_EXERCISE OBJECTIVE_
Repeat all entries exactly.

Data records
● ● ●

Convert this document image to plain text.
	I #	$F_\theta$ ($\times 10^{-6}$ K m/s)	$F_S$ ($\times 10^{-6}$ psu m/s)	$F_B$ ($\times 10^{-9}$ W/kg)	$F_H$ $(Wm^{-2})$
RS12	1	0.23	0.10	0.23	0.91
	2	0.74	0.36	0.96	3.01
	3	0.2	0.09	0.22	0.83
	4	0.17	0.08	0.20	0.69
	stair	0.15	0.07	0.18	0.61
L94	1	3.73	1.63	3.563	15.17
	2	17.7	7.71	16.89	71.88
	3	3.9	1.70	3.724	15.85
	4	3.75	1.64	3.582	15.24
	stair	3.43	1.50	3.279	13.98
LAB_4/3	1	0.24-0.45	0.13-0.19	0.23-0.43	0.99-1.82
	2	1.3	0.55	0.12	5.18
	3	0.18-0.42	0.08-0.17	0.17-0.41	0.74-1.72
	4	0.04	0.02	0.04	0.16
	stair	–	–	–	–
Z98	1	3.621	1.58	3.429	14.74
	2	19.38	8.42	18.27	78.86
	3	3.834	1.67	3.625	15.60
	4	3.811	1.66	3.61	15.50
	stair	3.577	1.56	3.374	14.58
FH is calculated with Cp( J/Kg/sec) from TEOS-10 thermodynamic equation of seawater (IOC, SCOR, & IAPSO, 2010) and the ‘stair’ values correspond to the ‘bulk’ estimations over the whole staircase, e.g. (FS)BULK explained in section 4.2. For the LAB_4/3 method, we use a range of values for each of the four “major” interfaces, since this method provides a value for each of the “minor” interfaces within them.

● ● ●

_SOLUTION FOR THIS EXERCISE_
Convert this document image to plain text.
	I #	$F_\theta$ ($\times 10^{-6}$ K m/s)	$F_S$ ($\times 10^{-6}$ psu m/s)	$F_B$ ($\times 10^{-9}$ W/kg)	$F_H$ $(Wm^{-2})$
RS12	1	0.23	0.10	0.23	0.91
	2	0.74	0.36	0.96	3.01
	3	0.2	0.09	0.22	0.83
	4	0.17	0.08	0.20	0.69
	stair	0.15	0.07	0.18	0.61
L94	1	3.73	1.63	3.563	15.17
	2	17.7	7.71	16.89	71.88
	3	3.9	1.70	3.724	15.85
	4	3.75	1.64	3.582	15.24
	stair	3.43	1.50	3.279	13.98
LAB_4/3	1	0.24-0.45	0.13-0.19	0.23-0.43	0.99-1.82
	2	1.3	0.55	0.12	5.18
	3	0.18-0.42	0.08-0.17	0.17-0.41	0.74-1.72
	4	0.04	0.02	0.04	0.16
	stair	–	–	–	–
Z98	1	3.621	1.58	3.429	14.74
	2	19.38	8.42	18.27	78.86
	3	3.834	1.67	3.625	15.60
	4	3.811	1.66	3.61	15.50
	stair	3.577	1.56	3.374	14.58
FH is calculated with Cp( J/Kg/sec) from TEOS-10 thermodynamic equation of seawater (IOC, SCOR, & IAPSO, 2010) and the ‘stair’ values correspond to the ‘bulk’ estimations over the whole staircase, e.g. (FS)BULK explained in section 4.2. For the LAB_4/3 method, we use a range of values for each of the four “major” interfaces, since this method provides a value for each of the “minor” interfaces within them.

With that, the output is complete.